[WHAT IS REQUIRED] Please transcribe the listing below in full and word for word, without its pictures.

[RECORDS FOR THE TASK]
• • • •

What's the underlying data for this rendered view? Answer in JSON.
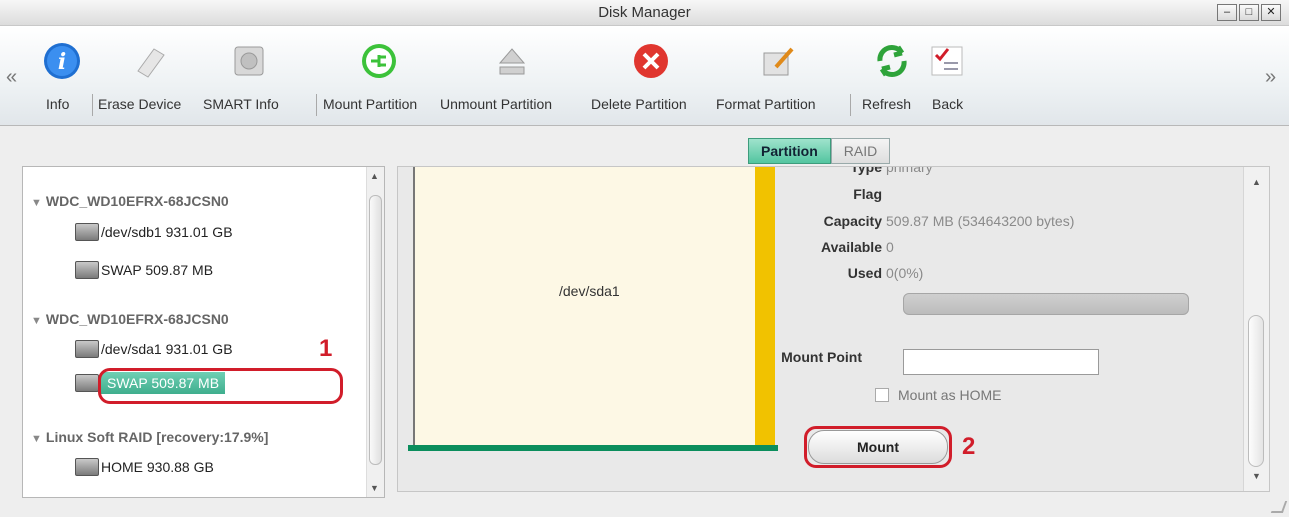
{
  "window": {
    "title": "Disk Manager",
    "controls": [
      "minimize",
      "maximize",
      "close"
    ]
  },
  "toolbar": {
    "items": [
      {
        "label": "Info",
        "icon": "info-icon"
      },
      {
        "label": "Erase Device",
        "icon": "eraser-icon"
      },
      {
        "label": "SMART Info",
        "icon": "hard-disk-icon"
      },
      {
        "label": "Mount Partition",
        "icon": "plug-icon"
      },
      {
        "label": "Unmount Partition",
        "icon": "eject-icon"
      },
      {
        "label": "Delete Partition",
        "icon": "delete-icon"
      },
      {
        "label": "Format Partition",
        "icon": "format-icon"
      },
      {
        "label": "Refresh",
        "icon": "refresh-icon"
      },
      {
        "label": "Back",
        "icon": "checklist-icon"
      }
    ],
    "left_arrow": "«",
    "right_arrow": "»"
  },
  "tabs": [
    {
      "label": "Partition",
      "active": true
    },
    {
      "label": "RAID",
      "active": false
    }
  ],
  "tree": {
    "groups": [
      {
        "name": "WDC_WD10EFRX-68JCSN0",
        "items": [
          "/dev/sdb1 931.01 GB",
          "SWAP 509.87 MB"
        ]
      },
      {
        "name": "WDC_WD10EFRX-68JCSN0",
        "items": [
          "/dev/sda1 931.01 GB",
          "SWAP 509.87 MB"
        ]
      },
      {
        "name": "Linux Soft RAID [recovery:17.9%]",
        "items": [
          "HOME 930.88 GB"
        ]
      }
    ],
    "selected": "SWAP 509.87 MB"
  },
  "partition_map": {
    "label": "/dev/sda1"
  },
  "properties": {
    "type_label": "Type",
    "type_value": "primary",
    "flag_label": "Flag",
    "flag_value": "",
    "capacity_label": "Capacity",
    "capacity_value": "509.87 MB (534643200 bytes)",
    "available_label": "Available",
    "available_value": "0",
    "used_label": "Used",
    "used_value": "0(0%)",
    "used_fraction": 0,
    "mount_point_label": "Mount Point",
    "mount_point_value": "",
    "mount_as_home_label": "Mount as HOME",
    "mount_as_home_checked": false,
    "mount_button": "Mount"
  },
  "annotations": {
    "one": "1",
    "two": "2"
  },
  "colors": {
    "accent_green": "#3fae8d",
    "partition_yellow": "#f1c200",
    "annotation_red": "#d11d2a"
  }
}
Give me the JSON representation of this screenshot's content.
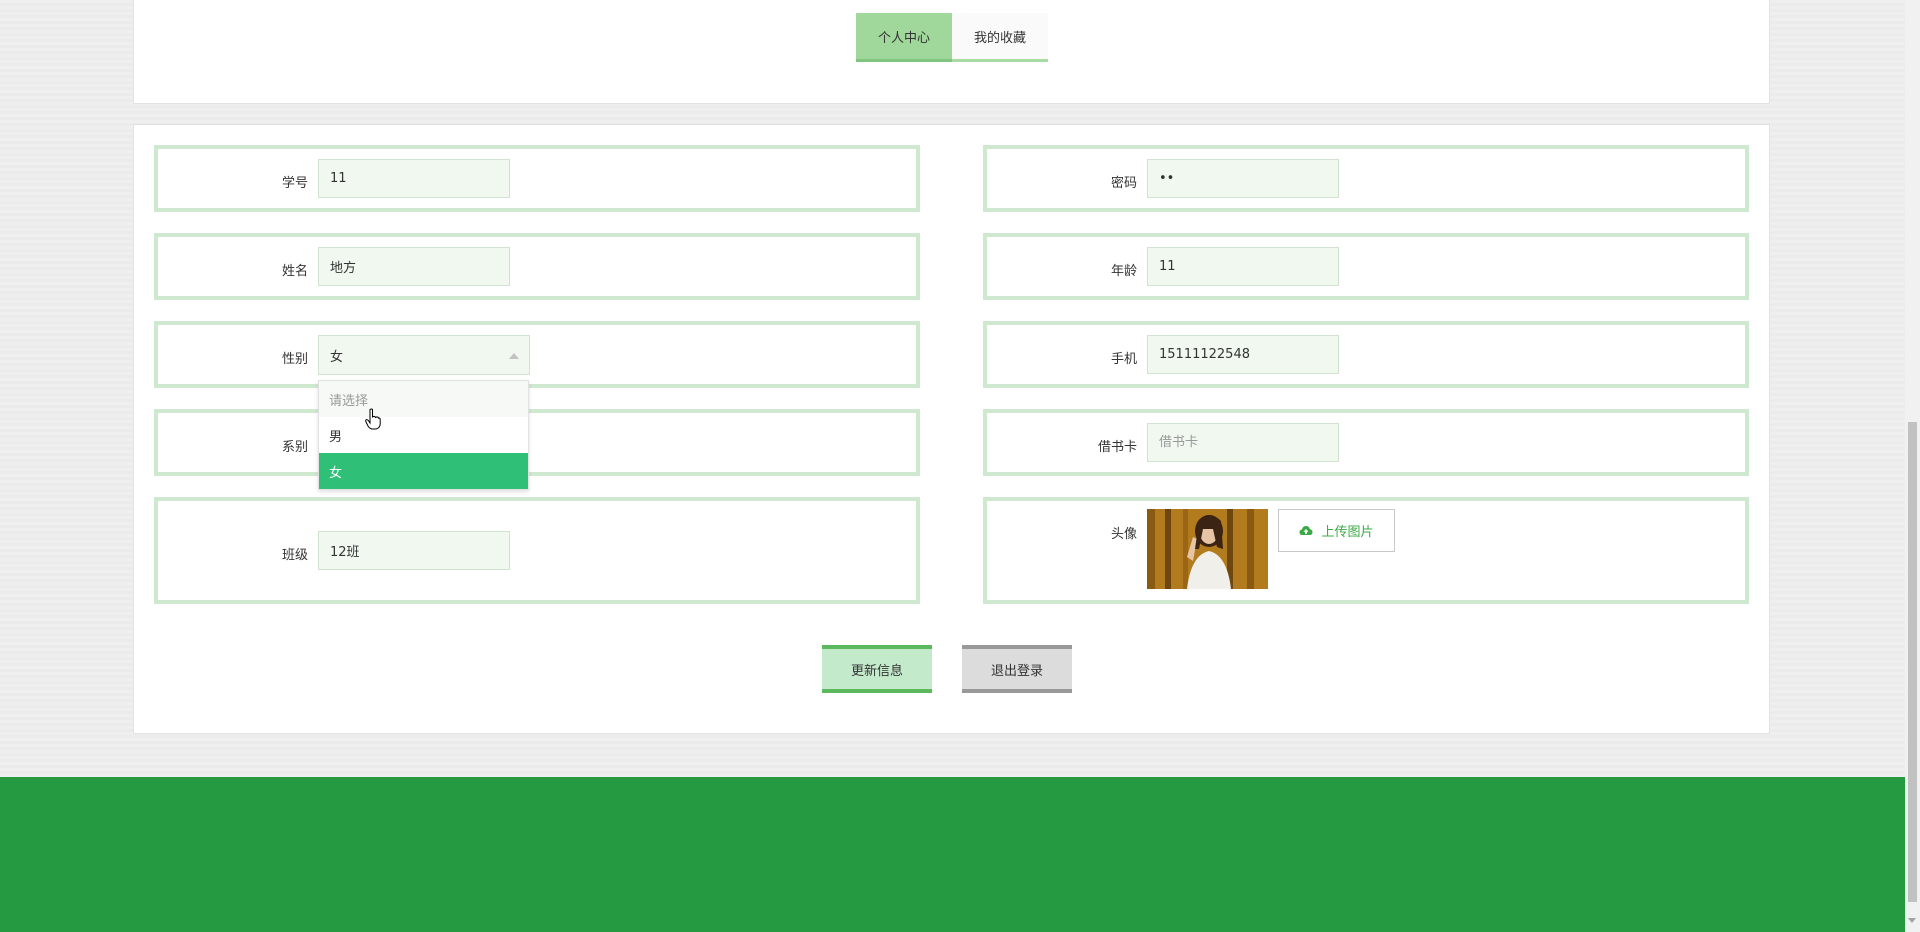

• • • •

[WRITTEN SOLUTION]
What's the underlying data for this rendered view? Answer in JSON.
{
  "window": {
    "title": "Disk Manager",
    "controls": [
      "minimize",
      "maximize",
      "close"
    ]
  },
  "toolbar": {
    "items": [
      {
        "label": "Info",
        "icon": "info-icon"
      },
      {
        "label": "Erase Device",
        "icon": "eraser-icon"
      },
      {
        "label": "SMART Info",
        "icon": "hard-disk-icon"
      },
      {
        "label": "Mount Partition",
        "icon": "plug-icon"
      },
      {
        "label": "Unmount Partition",
        "icon": "eject-icon"
      },
      {
        "label": "Delete Partition",
        "icon": "delete-icon"
      },
      {
        "label": "Format Partition",
        "icon": "format-icon"
      },
      {
        "label": "Refresh",
        "icon": "refresh-icon"
      },
      {
        "label": "Back",
        "icon": "checklist-icon"
      }
    ],
    "left_arrow": "«",
    "right_arrow": "»"
  },
  "tabs": [
    {
      "label": "Partition",
      "active": true
    },
    {
      "label": "RAID",
      "active": false
    }
  ],
  "tree": {
    "groups": [
      {
        "name": "WDC_WD10EFRX-68JCSN0",
        "items": [
          "/dev/sdb1 931.01 GB",
          "SWAP 509.87 MB"
        ]
      },
      {
        "name": "WDC_WD10EFRX-68JCSN0",
        "items": [
          "/dev/sda1 931.01 GB",
          "SWAP 509.87 MB"
        ]
      },
      {
        "name": "Linux Soft RAID [recovery:17.9%]",
        "items": [
          "HOME 930.88 GB"
        ]
      }
    ],
    "selected": "SWAP 509.87 MB"
  },
  "partition_map": {
    "label": "/dev/sda1"
  },
  "properties": {
    "type_label": "Type",
    "type_value": "primary",
    "flag_label": "Flag",
    "flag_value": "",
    "capacity_label": "Capacity",
    "capacity_value": "509.87 MB (534643200 bytes)",
    "available_label": "Available",
    "available_value": "0",
    "used_label": "Used",
    "used_value": "0(0%)",
    "used_fraction": 0,
    "mount_point_label": "Mount Point",
    "mount_point_value": "",
    "mount_as_home_label": "Mount as HOME",
    "mount_as_home_checked": false,
    "mount_button": "Mount"
  },
  "annotations": {
    "one": "1",
    "two": "2"
  },
  "colors": {
    "accent_green": "#3fae8d",
    "partition_yellow": "#f1c200",
    "annotation_red": "#d11d2a"
  }
}
Give me the JSON representation of this screenshot's content.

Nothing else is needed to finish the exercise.